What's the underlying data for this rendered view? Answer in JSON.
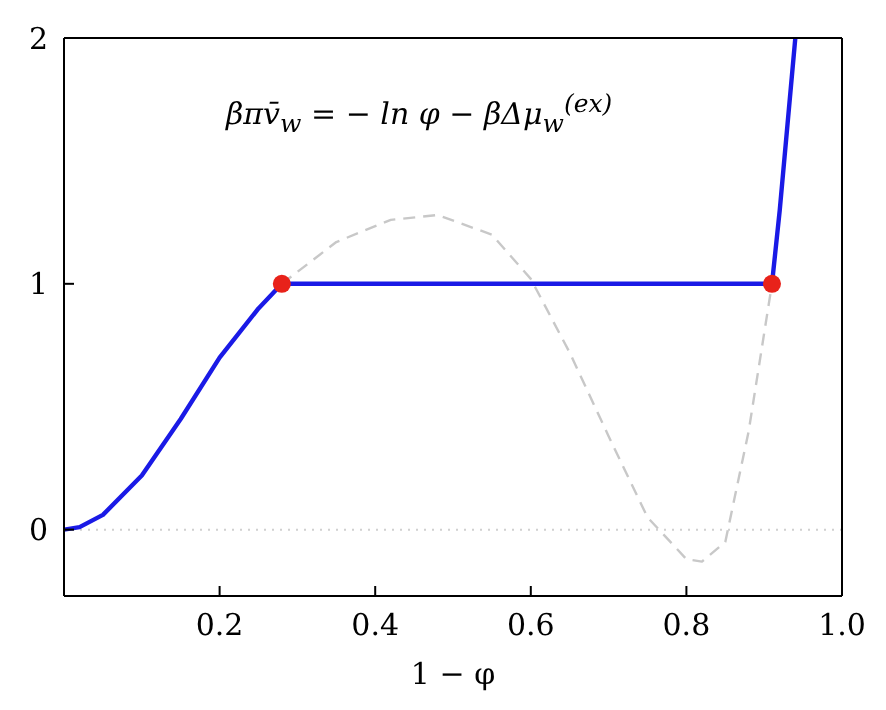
{
  "chart_data": {
    "type": "line",
    "xlabel": "1 − φ",
    "annotations": [
      {
        "text": "βπv̄$_{w}$ = − ln φ − βΔμ$_{w}$$^{(ex)}$"
      }
    ],
    "xlim": [
      0,
      1
    ],
    "xticks": [
      {
        "value": 0,
        "label": null
      },
      0.2,
      0.4,
      0.6,
      0.8,
      {
        "value": 1,
        "label": "1.0"
      }
    ],
    "ylim": [
      -0.27,
      2
    ],
    "yticks": [
      0,
      1,
      2
    ],
    "grid": false,
    "marker": "none",
    "ref_lines": [
      {
        "axis": "y",
        "value": 0,
        "color": "#d0d0d0",
        "line_style": "dotted"
      }
    ],
    "series": [
      {
        "type": "line",
        "color": "#c8c8c8",
        "line_style": "dashed",
        "x": [
          0.28,
          0.35,
          0.42,
          0.48,
          0.55,
          0.6,
          0.65,
          0.7,
          0.75,
          0.8,
          0.82,
          0.85,
          0.88,
          0.91
        ],
        "values": [
          1,
          1.17,
          1.26,
          1.28,
          1.2,
          1.02,
          0.72,
          0.38,
          0.05,
          -0.12,
          -0.13,
          -0.05,
          0.4,
          1
        ]
      },
      {
        "type": "line",
        "color": "#1a1ae6",
        "line_style": "solid",
        "x": [
          0,
          0.02,
          0.05,
          0.1,
          0.15,
          0.2,
          0.25,
          0.28,
          0.91,
          0.92,
          0.93,
          0.94
        ],
        "values": [
          0,
          0.01,
          0.06,
          0.22,
          0.45,
          0.7,
          0.9,
          1,
          1,
          1.3,
          1.65,
          2
        ]
      },
      {
        "type": "scatter",
        "color": "#e8221a",
        "marker": "circle",
        "x": [
          0.28,
          0.91
        ],
        "values": [
          1,
          1
        ]
      }
    ]
  }
}
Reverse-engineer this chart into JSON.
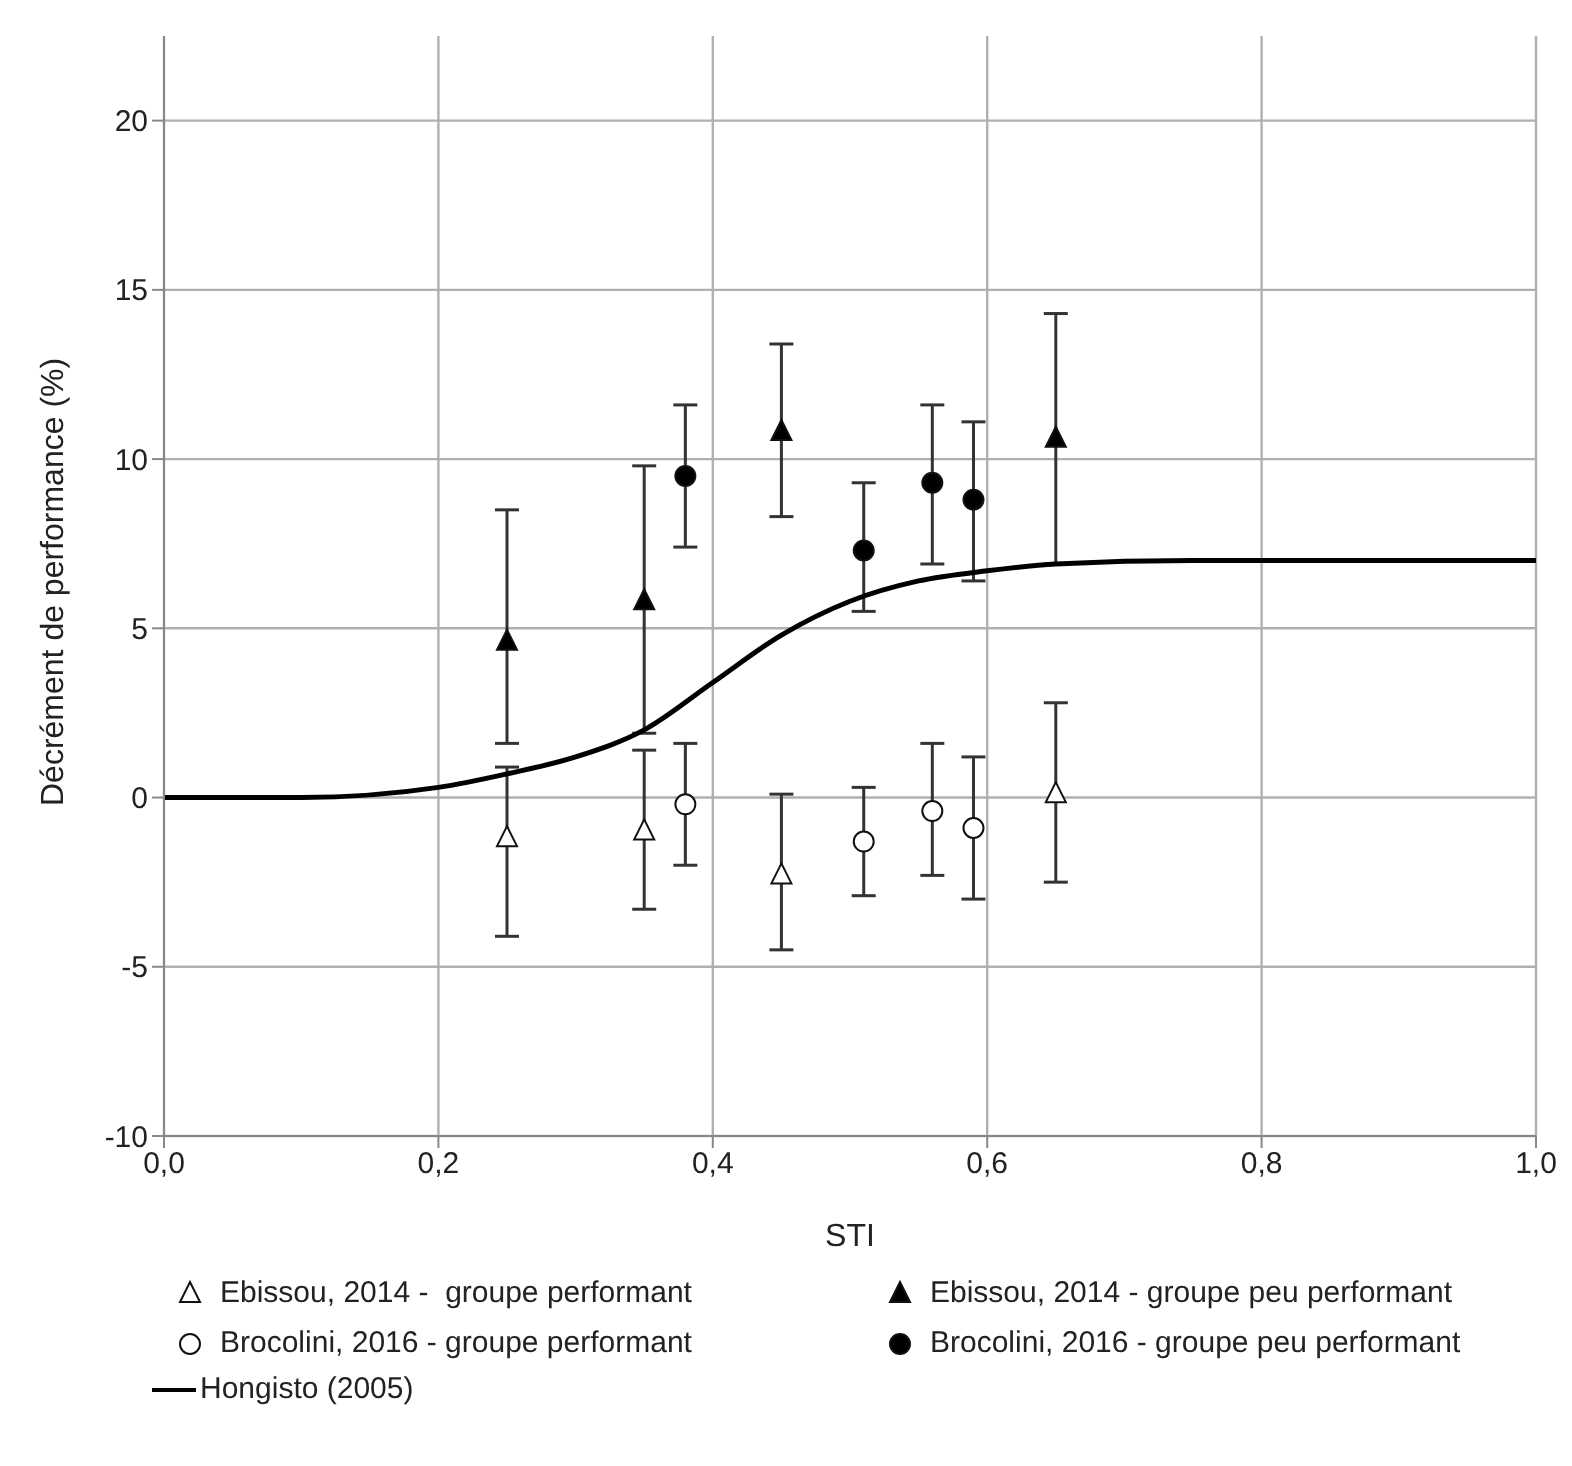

★ ★ ★ ★ ★ ★ ★

=== WHAT TO PRODUCE ===
In the entries above, identify every line with the string "this".

=== EXERCISE SOLUTION ===
What's the underlying data for this rendered view? Answer in JSON.
Reverse-engineer this chart into JSON.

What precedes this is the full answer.